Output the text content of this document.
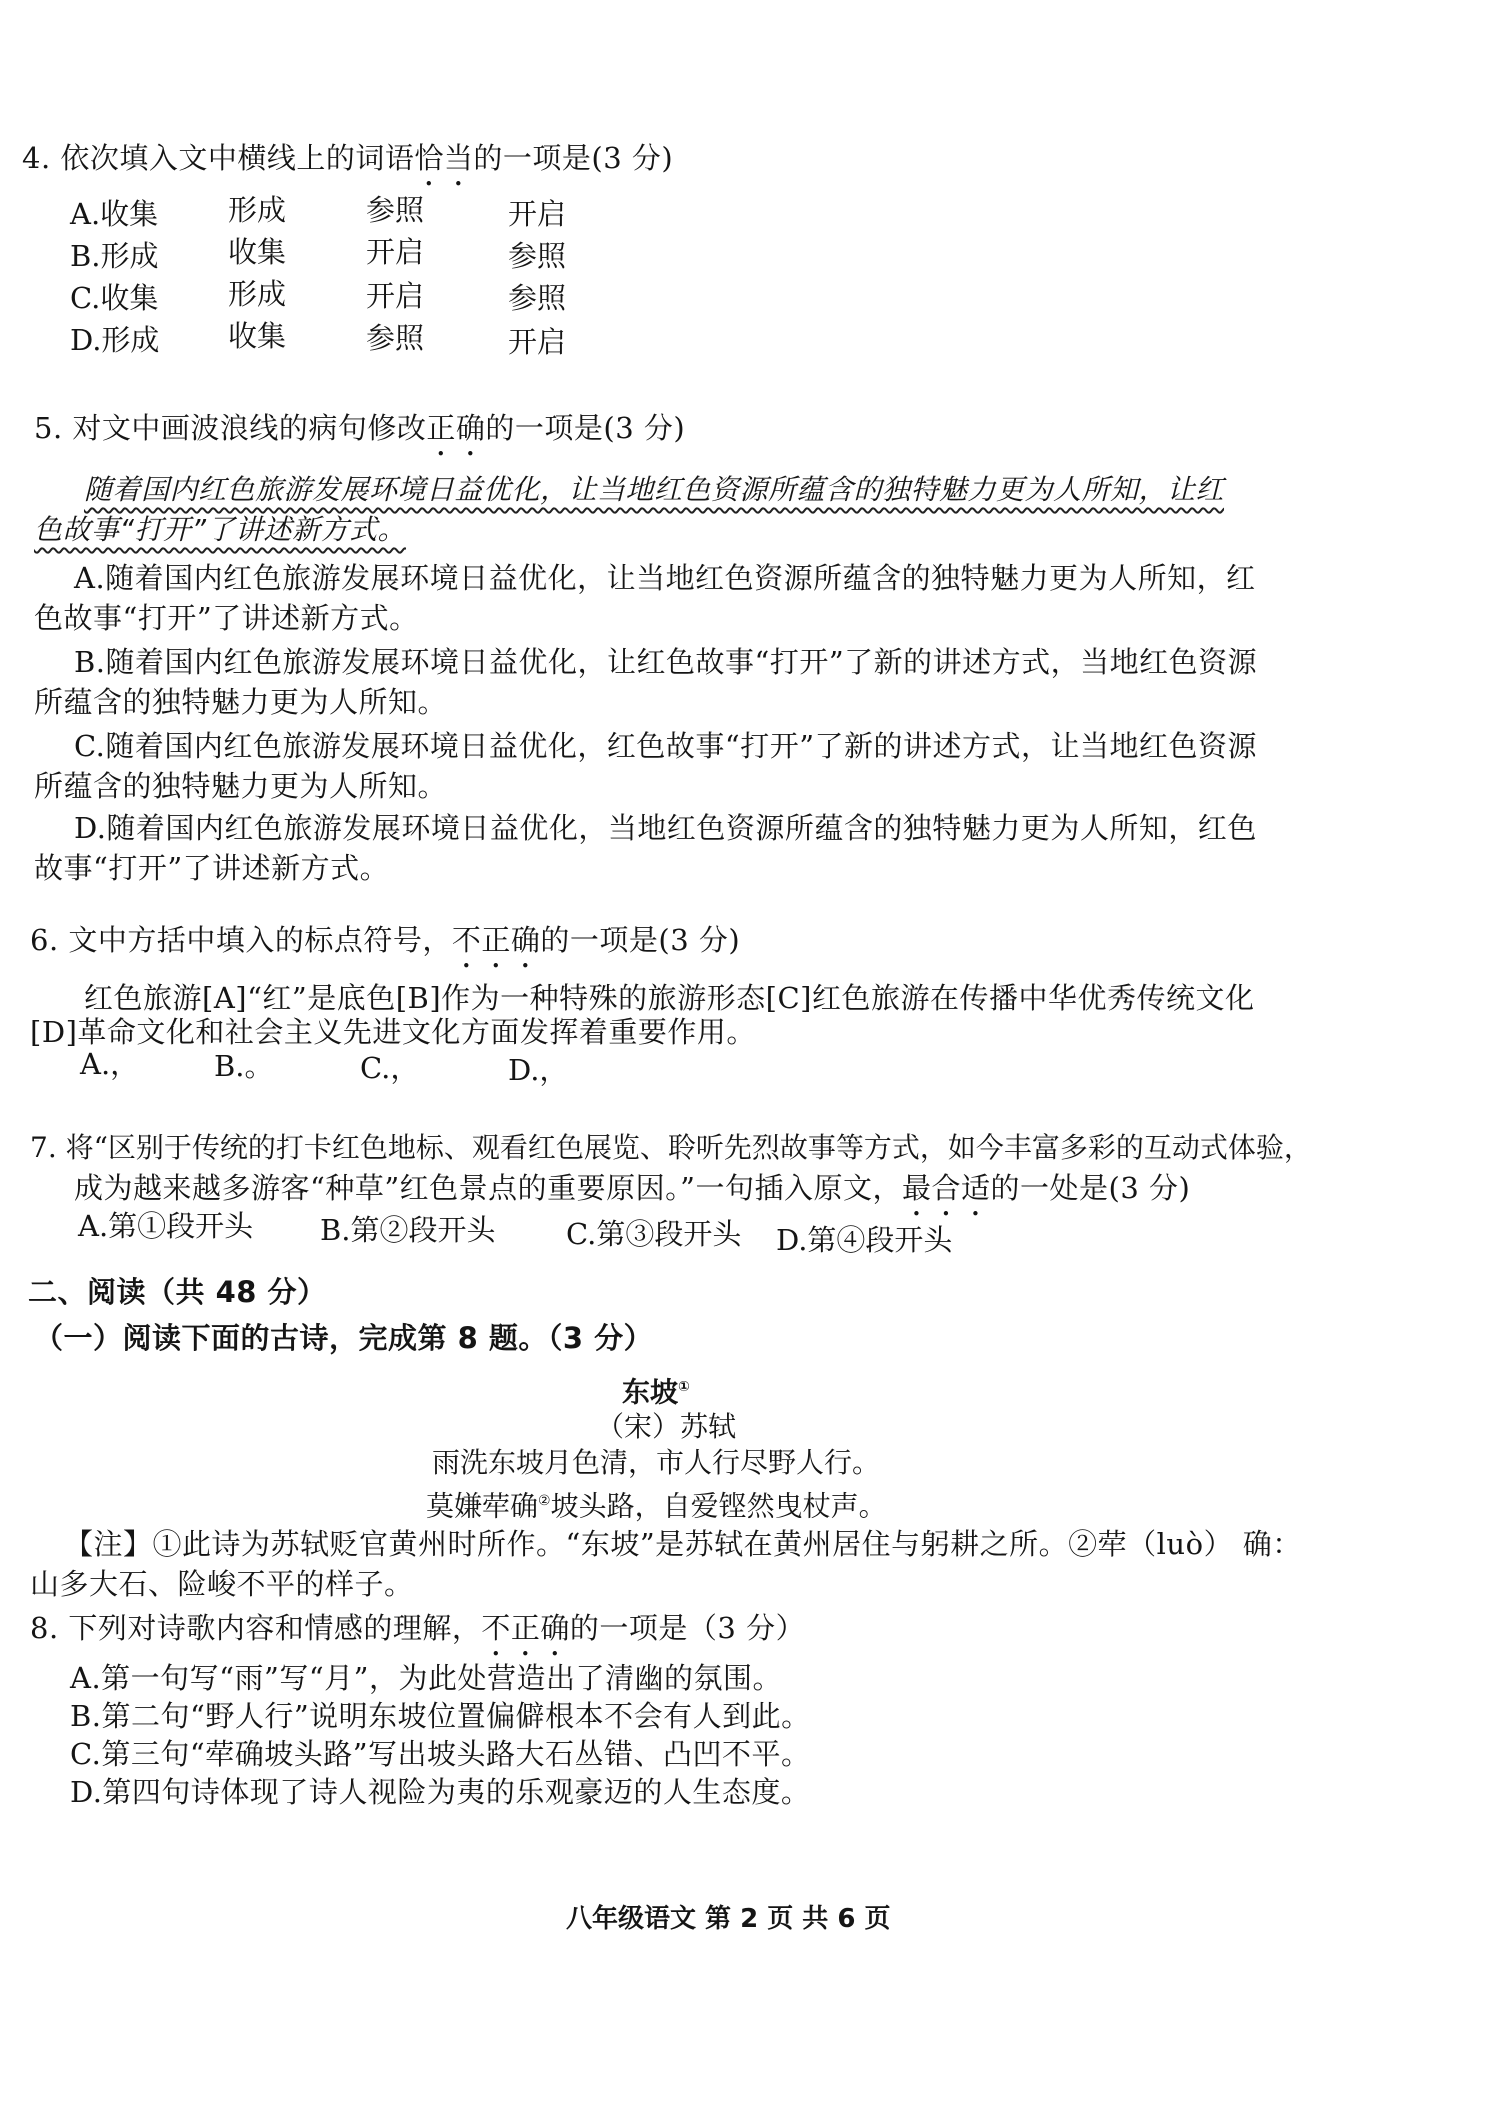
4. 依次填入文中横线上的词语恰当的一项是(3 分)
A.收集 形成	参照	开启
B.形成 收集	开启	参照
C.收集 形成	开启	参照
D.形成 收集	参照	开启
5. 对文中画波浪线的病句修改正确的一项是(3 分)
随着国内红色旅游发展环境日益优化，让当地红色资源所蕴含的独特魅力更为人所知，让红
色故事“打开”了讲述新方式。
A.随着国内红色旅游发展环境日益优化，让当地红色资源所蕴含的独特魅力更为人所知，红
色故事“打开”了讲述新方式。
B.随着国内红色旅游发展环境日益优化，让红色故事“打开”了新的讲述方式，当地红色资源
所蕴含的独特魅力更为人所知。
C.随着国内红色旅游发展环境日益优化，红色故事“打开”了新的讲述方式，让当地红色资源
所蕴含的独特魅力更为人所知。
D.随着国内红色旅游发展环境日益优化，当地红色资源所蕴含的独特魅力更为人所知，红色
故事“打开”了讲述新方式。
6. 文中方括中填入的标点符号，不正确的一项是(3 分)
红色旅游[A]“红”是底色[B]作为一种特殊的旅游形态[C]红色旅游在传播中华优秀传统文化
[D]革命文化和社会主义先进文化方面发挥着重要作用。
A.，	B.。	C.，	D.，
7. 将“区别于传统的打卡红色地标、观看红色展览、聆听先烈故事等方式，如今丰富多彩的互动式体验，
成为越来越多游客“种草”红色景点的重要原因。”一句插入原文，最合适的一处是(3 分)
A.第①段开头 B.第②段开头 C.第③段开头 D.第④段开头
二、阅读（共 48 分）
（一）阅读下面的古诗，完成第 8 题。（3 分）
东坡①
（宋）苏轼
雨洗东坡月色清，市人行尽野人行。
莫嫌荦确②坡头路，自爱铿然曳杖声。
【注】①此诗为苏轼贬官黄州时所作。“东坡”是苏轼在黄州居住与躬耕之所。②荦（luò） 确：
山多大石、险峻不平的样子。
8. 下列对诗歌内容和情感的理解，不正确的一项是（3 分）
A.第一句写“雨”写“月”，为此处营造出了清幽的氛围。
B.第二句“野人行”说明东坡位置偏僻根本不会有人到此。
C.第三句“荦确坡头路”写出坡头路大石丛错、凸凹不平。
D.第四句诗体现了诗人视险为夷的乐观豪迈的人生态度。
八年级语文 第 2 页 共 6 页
---+---
■ What you will do:
Write the records out once more, exactly as they appear, with no pictures.

■ Result below:
Output the text content of this document.
4. 依次填入文中横线上的词语恰当的一项是(3 分)
A.收集 形成	参照	开启
B.形成 收集	开启	参照
C.收集 形成	开启	参照
D.形成 收集	参照	开启
5. 对文中画波浪线的病句修改正确的一项是(3 分)
随着国内红色旅游发展环境日益优化，让当地红色资源所蕴含的独特魅力更为人所知，让红
色故事“打开”了讲述新方式。
A.随着国内红色旅游发展环境日益优化，让当地红色资源所蕴含的独特魅力更为人所知，红
色故事“打开”了讲述新方式。
B.随着国内红色旅游发展环境日益优化，让红色故事“打开”了新的讲述方式，当地红色资源
所蕴含的独特魅力更为人所知。
C.随着国内红色旅游发展环境日益优化，红色故事“打开”了新的讲述方式，让当地红色资源
所蕴含的独特魅力更为人所知。
D.随着国内红色旅游发展环境日益优化，当地红色资源所蕴含的独特魅力更为人所知，红色
故事“打开”了讲述新方式。
6. 文中方括中填入的标点符号，不正确的一项是(3 分)
红色旅游[A]“红”是底色[B]作为一种特殊的旅游形态[C]红色旅游在传播中华优秀传统文化
[D]革命文化和社会主义先进文化方面发挥着重要作用。
A.，	B.。	C.，	D.，
7. 将“区别于传统的打卡红色地标、观看红色展览、聆听先烈故事等方式，如今丰富多彩的互动式体验，
成为越来越多游客“种草”红色景点的重要原因。”一句插入原文，最合适的一处是(3 分)
A.第①段开头 B.第②段开头 C.第③段开头 D.第④段开头
二、阅读（共 48 分）
（一）阅读下面的古诗，完成第 8 题。（3 分）
东坡①
（宋）苏轼
雨洗东坡月色清，市人行尽野人行。
莫嫌荦确②坡头路，自爱铿然曳杖声。
【注】①此诗为苏轼贬官黄州时所作。“东坡”是苏轼在黄州居住与躬耕之所。②荦（luò） 确：
山多大石、险峻不平的样子。
8. 下列对诗歌内容和情感的理解，不正确的一项是（3 分）
A.第一句写“雨”写“月”，为此处营造出了清幽的氛围。
B.第二句“野人行”说明东坡位置偏僻根本不会有人到此。
C.第三句“荦确坡头路”写出坡头路大石丛错、凸凹不平。
D.第四句诗体现了诗人视险为夷的乐观豪迈的人生态度。
八年级语文 第 2 页 共 6 页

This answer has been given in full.